What you are asked to do
Write down every entry below once more, exactly.

Dataset items

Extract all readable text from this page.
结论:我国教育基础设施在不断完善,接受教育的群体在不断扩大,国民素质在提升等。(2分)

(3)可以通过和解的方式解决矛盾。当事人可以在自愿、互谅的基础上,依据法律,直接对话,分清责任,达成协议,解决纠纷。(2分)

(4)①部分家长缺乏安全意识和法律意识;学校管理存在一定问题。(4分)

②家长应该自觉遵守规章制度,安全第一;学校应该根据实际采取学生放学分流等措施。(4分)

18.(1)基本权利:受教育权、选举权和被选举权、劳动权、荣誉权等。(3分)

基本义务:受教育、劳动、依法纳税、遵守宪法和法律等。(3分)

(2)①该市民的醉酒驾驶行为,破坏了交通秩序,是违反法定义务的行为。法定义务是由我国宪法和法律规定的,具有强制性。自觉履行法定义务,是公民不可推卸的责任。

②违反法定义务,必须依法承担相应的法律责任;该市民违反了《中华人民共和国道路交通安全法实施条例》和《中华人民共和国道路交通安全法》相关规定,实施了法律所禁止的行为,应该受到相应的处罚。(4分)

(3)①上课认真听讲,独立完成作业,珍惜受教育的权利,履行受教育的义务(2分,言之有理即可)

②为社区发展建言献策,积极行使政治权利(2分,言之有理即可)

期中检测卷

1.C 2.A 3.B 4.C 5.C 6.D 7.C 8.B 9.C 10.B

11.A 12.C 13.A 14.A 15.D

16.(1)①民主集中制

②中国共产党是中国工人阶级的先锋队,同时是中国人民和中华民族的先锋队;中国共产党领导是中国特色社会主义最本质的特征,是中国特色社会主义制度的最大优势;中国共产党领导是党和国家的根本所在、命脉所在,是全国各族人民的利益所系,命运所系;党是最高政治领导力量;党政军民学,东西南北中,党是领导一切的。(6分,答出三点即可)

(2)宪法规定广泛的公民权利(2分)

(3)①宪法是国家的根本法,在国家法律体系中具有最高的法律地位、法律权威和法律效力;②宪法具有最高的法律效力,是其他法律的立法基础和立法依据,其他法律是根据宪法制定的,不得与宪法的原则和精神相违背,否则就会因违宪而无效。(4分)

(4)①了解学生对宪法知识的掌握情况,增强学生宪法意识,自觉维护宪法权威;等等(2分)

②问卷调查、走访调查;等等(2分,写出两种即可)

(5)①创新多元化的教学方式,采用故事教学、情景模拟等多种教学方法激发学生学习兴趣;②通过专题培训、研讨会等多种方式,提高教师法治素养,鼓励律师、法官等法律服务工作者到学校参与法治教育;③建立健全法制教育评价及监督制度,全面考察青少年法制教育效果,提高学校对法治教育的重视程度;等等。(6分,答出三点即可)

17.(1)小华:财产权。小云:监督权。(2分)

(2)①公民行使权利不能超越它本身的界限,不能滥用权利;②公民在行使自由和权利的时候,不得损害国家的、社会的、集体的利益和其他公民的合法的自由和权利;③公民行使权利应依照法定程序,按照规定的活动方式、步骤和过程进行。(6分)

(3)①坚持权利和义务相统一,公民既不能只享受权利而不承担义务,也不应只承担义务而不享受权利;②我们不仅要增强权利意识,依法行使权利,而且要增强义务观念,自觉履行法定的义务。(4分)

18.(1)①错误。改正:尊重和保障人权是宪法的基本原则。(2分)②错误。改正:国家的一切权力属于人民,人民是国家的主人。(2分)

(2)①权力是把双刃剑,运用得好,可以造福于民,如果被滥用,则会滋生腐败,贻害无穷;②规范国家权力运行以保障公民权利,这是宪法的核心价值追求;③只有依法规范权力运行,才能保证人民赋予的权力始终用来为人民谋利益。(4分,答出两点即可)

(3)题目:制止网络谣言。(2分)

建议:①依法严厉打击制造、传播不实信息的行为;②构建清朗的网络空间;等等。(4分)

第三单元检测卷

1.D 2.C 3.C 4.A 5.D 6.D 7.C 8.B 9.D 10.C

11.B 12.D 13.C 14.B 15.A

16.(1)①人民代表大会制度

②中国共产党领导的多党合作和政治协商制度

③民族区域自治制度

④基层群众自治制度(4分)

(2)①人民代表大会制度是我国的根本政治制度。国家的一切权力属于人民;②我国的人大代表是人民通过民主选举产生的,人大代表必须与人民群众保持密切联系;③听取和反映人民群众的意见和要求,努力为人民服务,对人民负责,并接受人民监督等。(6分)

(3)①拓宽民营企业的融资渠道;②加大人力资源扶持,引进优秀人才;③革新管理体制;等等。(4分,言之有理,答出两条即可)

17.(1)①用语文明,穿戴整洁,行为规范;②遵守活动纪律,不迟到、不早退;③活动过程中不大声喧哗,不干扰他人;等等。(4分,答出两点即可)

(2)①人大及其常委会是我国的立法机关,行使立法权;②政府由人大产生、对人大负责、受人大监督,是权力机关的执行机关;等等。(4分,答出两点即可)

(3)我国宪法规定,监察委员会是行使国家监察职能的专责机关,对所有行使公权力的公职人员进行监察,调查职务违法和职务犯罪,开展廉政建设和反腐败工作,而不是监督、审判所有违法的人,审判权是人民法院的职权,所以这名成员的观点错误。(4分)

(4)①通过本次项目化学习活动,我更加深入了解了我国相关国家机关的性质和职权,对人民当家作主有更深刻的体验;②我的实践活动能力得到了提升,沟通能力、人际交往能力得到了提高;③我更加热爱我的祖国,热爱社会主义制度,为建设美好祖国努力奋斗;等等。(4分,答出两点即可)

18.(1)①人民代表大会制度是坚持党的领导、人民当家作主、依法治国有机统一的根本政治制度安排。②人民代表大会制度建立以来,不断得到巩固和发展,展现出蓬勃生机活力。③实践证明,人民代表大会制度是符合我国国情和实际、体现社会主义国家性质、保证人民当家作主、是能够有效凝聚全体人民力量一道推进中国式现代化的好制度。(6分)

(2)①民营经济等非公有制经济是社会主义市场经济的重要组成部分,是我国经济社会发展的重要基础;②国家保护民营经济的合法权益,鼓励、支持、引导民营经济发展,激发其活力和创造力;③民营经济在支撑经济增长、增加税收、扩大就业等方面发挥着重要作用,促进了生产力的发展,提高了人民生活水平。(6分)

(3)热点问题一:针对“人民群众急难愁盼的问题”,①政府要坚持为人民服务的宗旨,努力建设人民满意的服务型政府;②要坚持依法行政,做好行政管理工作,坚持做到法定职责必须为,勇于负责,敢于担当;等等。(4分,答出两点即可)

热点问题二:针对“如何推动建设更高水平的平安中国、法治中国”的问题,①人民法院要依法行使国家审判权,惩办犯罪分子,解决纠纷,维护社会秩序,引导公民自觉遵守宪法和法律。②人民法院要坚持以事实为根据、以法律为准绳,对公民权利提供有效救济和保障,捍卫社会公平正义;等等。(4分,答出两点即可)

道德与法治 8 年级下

Task answer
Extract all readable text from this page.
结论:我国教育基础设施在不断完善,接受教育的群体在不断扩大,国民素质在提升等。(2分)

(3)可以通过和解的方式解决矛盾。当事人可以在自愿、互谅的基础上,依据法律,直接对话,分清责任,达成协议,解决纠纷。(2分)

(4)①部分家长缺乏安全意识和法律意识;学校管理存在一定问题。(4分)

②家长应该自觉遵守规章制度,安全第一;学校应该根据实际采取学生放学分流等措施。(4分)

18.(1)基本权利:受教育权、选举权和被选举权、劳动权、荣誉权等。(3分)

基本义务:受教育、劳动、依法纳税、遵守宪法和法律等。(3分)

(2)①该市民的醉酒驾驶行为,破坏了交通秩序,是违反法定义务的行为。法定义务是由我国宪法和法律规定的,具有强制性。自觉履行法定义务,是公民不可推卸的责任。

②违反法定义务,必须依法承担相应的法律责任;该市民违反了《中华人民共和国道路交通安全法实施条例》和《中华人民共和国道路交通安全法》相关规定,实施了法律所禁止的行为,应该受到相应的处罚。(4分)

(3)①上课认真听讲,独立完成作业,珍惜受教育的权利,履行受教育的义务(2分,言之有理即可)

②为社区发展建言献策,积极行使政治权利(2分,言之有理即可)

期中检测卷

1.C 2.A 3.B 4.C 5.C 6.D 7.C 8.B 9.C 10.B

11.A 12.C 13.A 14.A 15.D

16.(1)①民主集中制

②中国共产党是中国工人阶级的先锋队,同时是中国人民和中华民族的先锋队;中国共产党领导是中国特色社会主义最本质的特征,是中国特色社会主义制度的最大优势;中国共产党领导是党和国家的根本所在、命脉所在,是全国各族人民的利益所系,命运所系;党是最高政治领导力量;党政军民学,东西南北中,党是领导一切的。(6分,答出三点即可)

(2)宪法规定广泛的公民权利(2分)

(3)①宪法是国家的根本法,在国家法律体系中具有最高的法律地位、法律权威和法律效力;②宪法具有最高的法律效力,是其他法律的立法基础和立法依据,其他法律是根据宪法制定的,不得与宪法的原则和精神相违背,否则就会因违宪而无效。(4分)

(4)①了解学生对宪法知识的掌握情况,增强学生宪法意识,自觉维护宪法权威;等等(2分)

②问卷调查、走访调查;等等(2分,写出两种即可)

(5)①创新多元化的教学方式,采用故事教学、情景模拟等多种教学方法激发学生学习兴趣;②通过专题培训、研讨会等多种方式,提高教师法治素养,鼓励律师、法官等法律服务工作者到学校参与法治教育;③建立健全法制教育评价及监督制度,全面考察青少年法制教育效果,提高学校对法治教育的重视程度;等等。(6分,答出三点即可)

17.(1)小华:财产权。小云:监督权。(2分)

(2)①公民行使权利不能超越它本身的界限,不能滥用权利;②公民在行使自由和权利的时候,不得损害国家的、社会的、集体的利益和其他公民的合法的自由和权利;③公民行使权利应依照法定程序,按照规定的活动方式、步骤和过程进行。(6分)

(3)①坚持权利和义务相统一,公民既不能只享受权利而不承担义务,也不应只承担义务而不享受权利;②我们不仅要增强权利意识,依法行使权利,而且要增强义务观念,自觉履行法定的义务。(4分)

18.(1)①错误。改正:尊重和保障人权是宪法的基本原则。(2分)②错误。改正:国家的一切权力属于人民,人民是国家的主人。(2分)

(2)①权力是把双刃剑,运用得好,可以造福于民,如果被滥用,则会滋生腐败,贻害无穷;②规范国家权力运行以保障公民权利,这是宪法的核心价值追求;③只有依法规范权力运行,才能保证人民赋予的权力始终用来为人民谋利益。(4分,答出两点即可)

(3)题目:制止网络谣言。(2分)

建议:①依法严厉打击制造、传播不实信息的行为;②构建清朗的网络空间;等等。(4分)

第三单元检测卷

1.D 2.C 3.C 4.A 5.D 6.D 7.C 8.B 9.D 10.C

11.B 12.D 13.C 14.B 15.A

16.(1)①人民代表大会制度

②中国共产党领导的多党合作和政治协商制度

③民族区域自治制度

④基层群众自治制度(4分)

(2)①人民代表大会制度是我国的根本政治制度。国家的一切权力属于人民;②我国的人大代表是人民通过民主选举产生的,人大代表必须与人民群众保持密切联系;③听取和反映人民群众的意见和要求,努力为人民服务,对人民负责,并接受人民监督等。(6分)

(3)①拓宽民营企业的融资渠道;②加大人力资源扶持,引进优秀人才;③革新管理体制;等等。(4分,言之有理,答出两条即可)

17.(1)①用语文明,穿戴整洁,行为规范;②遵守活动纪律,不迟到、不早退;③活动过程中不大声喧哗,不干扰他人;等等。(4分,答出两点即可)

(2)①人大及其常委会是我国的立法机关,行使立法权;②政府由人大产生、对人大负责、受人大监督,是权力机关的执行机关;等等。(4分,答出两点即可)

(3)我国宪法规定,监察委员会是行使国家监察职能的专责机关,对所有行使公权力的公职人员进行监察,调查职务违法和职务犯罪,开展廉政建设和反腐败工作,而不是监督、审判所有违法的人,审判权是人民法院的职权,所以这名成员的观点错误。(4分)

(4)①通过本次项目化学习活动,我更加深入了解了我国相关国家机关的性质和职权,对人民当家作主有更深刻的体验;②我的实践活动能力得到了提升,沟通能力、人际交往能力得到了提高;③我更加热爱我的祖国,热爱社会主义制度,为建设美好祖国努力奋斗;等等。(4分,答出两点即可)

18.(1)①人民代表大会制度是坚持党的领导、人民当家作主、依法治国有机统一的根本政治制度安排。②人民代表大会制度建立以来,不断得到巩固和发展,展现出蓬勃生机活力。③实践证明,人民代表大会制度是符合我国国情和实际、体现社会主义国家性质、保证人民当家作主、是能够有效凝聚全体人民力量一道推进中国式现代化的好制度。(6分)

(2)①民营经济等非公有制经济是社会主义市场经济的重要组成部分,是我国经济社会发展的重要基础;②国家保护民营经济的合法权益,鼓励、支持、引导民营经济发展,激发其活力和创造力;③民营经济在支撑经济增长、增加税收、扩大就业等方面发挥着重要作用,促进了生产力的发展,提高了人民生活水平。(6分)

(3)热点问题一:针对“人民群众急难愁盼的问题”,①政府要坚持为人民服务的宗旨,努力建设人民满意的服务型政府;②要坚持依法行政,做好行政管理工作,坚持做到法定职责必须为,勇于负责,敢于担当;等等。(4分,答出两点即可)

热点问题二:针对“如何推动建设更高水平的平安中国、法治中国”的问题,①人民法院要依法行使国家审判权,惩办犯罪分子,解决纠纷,维护社会秩序,引导公民自觉遵守宪法和法律。②人民法院要坚持以事实为根据、以法律为准绳,对公民权利提供有效救济和保障,捍卫社会公平正义;等等。(4分,答出两点即可)

道德与法治 8 年级下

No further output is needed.